§ Directive: Copy the records below exactly as they appear.

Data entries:
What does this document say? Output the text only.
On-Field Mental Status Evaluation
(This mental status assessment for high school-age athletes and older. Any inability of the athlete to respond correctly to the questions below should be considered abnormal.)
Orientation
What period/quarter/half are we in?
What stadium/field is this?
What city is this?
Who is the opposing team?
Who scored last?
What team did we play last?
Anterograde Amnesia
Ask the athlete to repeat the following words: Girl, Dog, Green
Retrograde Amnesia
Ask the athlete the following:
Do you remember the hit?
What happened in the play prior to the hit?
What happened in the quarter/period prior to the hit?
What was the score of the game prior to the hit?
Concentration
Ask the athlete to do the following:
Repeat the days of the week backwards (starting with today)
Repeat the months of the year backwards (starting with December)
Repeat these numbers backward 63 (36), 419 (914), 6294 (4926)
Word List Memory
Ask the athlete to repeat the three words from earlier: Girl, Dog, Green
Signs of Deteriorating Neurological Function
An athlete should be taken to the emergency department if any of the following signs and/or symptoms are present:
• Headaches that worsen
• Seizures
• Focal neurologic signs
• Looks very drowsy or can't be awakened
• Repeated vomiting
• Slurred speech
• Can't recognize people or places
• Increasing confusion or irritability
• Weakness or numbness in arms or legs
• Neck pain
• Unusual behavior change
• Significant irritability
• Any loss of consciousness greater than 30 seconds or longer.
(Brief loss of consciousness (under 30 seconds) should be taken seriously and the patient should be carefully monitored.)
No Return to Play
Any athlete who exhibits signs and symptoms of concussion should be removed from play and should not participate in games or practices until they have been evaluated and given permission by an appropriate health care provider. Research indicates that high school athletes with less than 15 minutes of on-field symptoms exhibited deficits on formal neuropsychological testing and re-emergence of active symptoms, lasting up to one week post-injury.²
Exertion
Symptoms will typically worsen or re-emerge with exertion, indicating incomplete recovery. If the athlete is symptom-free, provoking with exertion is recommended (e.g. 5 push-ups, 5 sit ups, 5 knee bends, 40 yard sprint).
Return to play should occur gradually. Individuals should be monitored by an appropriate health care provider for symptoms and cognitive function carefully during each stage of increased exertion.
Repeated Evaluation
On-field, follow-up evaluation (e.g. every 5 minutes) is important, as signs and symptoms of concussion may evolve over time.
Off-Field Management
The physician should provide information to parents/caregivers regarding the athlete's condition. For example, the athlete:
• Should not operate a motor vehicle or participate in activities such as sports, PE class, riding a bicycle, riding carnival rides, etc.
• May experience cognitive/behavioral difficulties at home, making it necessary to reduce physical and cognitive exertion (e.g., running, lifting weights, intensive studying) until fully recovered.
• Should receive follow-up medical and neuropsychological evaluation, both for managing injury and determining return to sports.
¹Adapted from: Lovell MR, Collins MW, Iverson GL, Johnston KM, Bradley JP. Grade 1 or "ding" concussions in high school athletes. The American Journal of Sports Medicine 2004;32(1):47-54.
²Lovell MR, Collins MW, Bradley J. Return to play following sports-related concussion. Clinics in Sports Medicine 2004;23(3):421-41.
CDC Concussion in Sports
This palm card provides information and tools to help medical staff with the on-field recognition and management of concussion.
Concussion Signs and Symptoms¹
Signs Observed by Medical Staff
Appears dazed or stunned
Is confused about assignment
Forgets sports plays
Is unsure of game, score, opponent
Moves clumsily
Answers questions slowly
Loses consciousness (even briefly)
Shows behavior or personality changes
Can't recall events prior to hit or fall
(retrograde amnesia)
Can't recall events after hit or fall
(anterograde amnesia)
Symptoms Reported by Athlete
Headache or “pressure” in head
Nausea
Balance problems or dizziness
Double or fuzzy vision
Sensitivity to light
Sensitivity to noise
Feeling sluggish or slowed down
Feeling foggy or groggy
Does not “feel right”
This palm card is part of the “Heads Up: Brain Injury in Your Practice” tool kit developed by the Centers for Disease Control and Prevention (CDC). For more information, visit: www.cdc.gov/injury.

§ Written answer:
What does this document say? Output the text only.
On-Field Mental Status Evaluation
(This mental status assessment for high school-age athletes and older. Any inability of the athlete to respond correctly to the questions below should be considered abnormal.)
Orientation
What period/quarter/half are we in?
What stadium/field is this?
What city is this?
Who is the opposing team?
Who scored last?
What team did we play last?
Anterograde Amnesia
Ask the athlete to repeat the following words: Girl, Dog, Green
Retrograde Amnesia
Ask the athlete the following:
Do you remember the hit?
What happened in the play prior to the hit?
What happened in the quarter/period prior to the hit?
What was the score of the game prior to the hit?
Concentration
Ask the athlete to do the following:
Repeat the days of the week backwards (starting with today)
Repeat the months of the year backwards (starting with December)
Repeat these numbers backward 63 (36), 419 (914), 6294 (4926)
Word List Memory
Ask the athlete to repeat the three words from earlier: Girl, Dog, Green
Signs of Deteriorating Neurological Function
An athlete should be taken to the emergency department if any of the following signs and/or symptoms are present:
• Headaches that worsen
• Seizures
• Focal neurologic signs
• Looks very drowsy or can't be awakened
• Repeated vomiting
• Slurred speech
• Can't recognize people or places
• Increasing confusion or irritability
• Weakness or numbness in arms or legs
• Neck pain
• Unusual behavior change
• Significant irritability
• Any loss of consciousness greater than 30 seconds or longer.
(Brief loss of consciousness (under 30 seconds) should be taken seriously and the patient should be carefully monitored.)
No Return to Play
Any athlete who exhibits signs and symptoms of concussion should be removed from play and should not participate in games or practices until they have been evaluated and given permission by an appropriate health care provider. Research indicates that high school athletes with less than 15 minutes of on-field symptoms exhibited deficits on formal neuropsychological testing and re-emergence of active symptoms, lasting up to one week post-injury.²
Exertion
Symptoms will typically worsen or re-emerge with exertion, indicating incomplete recovery. If the athlete is symptom-free, provoking with exertion is recommended (e.g. 5 push-ups, 5 sit ups, 5 knee bends, 40 yard sprint).
Return to play should occur gradually. Individuals should be monitored by an appropriate health care provider for symptoms and cognitive function carefully during each stage of increased exertion.
Repeated Evaluation
On-field, follow-up evaluation (e.g. every 5 minutes) is important, as signs and symptoms of concussion may evolve over time.
Off-Field Management
The physician should provide information to parents/caregivers regarding the athlete's condition. For example, the athlete:
• Should not operate a motor vehicle or participate in activities such as sports, PE class, riding a bicycle, riding carnival rides, etc.
• May experience cognitive/behavioral difficulties at home, making it necessary to reduce physical and cognitive exertion (e.g., running, lifting weights, intensive studying) until fully recovered.
• Should receive follow-up medical and neuropsychological evaluation, both for managing injury and determining return to sports.
¹Adapted from: Lovell MR, Collins MW, Iverson GL, Johnston KM, Bradley JP. Grade 1 or "ding" concussions in high school athletes. The American Journal of Sports Medicine 2004;32(1):47-54.
²Lovell MR, Collins MW, Bradley J. Return to play following sports-related concussion. Clinics in Sports Medicine 2004;23(3):421-41.
CDC Concussion in Sports
This palm card provides information and tools to help medical staff with the on-field recognition and management of concussion.
Concussion Signs and Symptoms¹
Signs Observed by Medical Staff
Appears dazed or stunned
Is confused about assignment
Forgets sports plays
Is unsure of game, score, opponent
Moves clumsily
Answers questions slowly
Loses consciousness (even briefly)
Shows behavior or personality changes
Can't recall events prior to hit or fall
(retrograde amnesia)
Can't recall events after hit or fall
(anterograde amnesia)
Symptoms Reported by Athlete
Headache or “pressure” in head
Nausea
Balance problems or dizziness
Double or fuzzy vision
Sensitivity to light
Sensitivity to noise
Feeling sluggish or slowed down
Feeling foggy or groggy
Does not “feel right”
This palm card is part of the “Heads Up: Brain Injury in Your Practice” tool kit developed by the Centers for Disease Control and Prevention (CDC). For more information, visit: www.cdc.gov/injury.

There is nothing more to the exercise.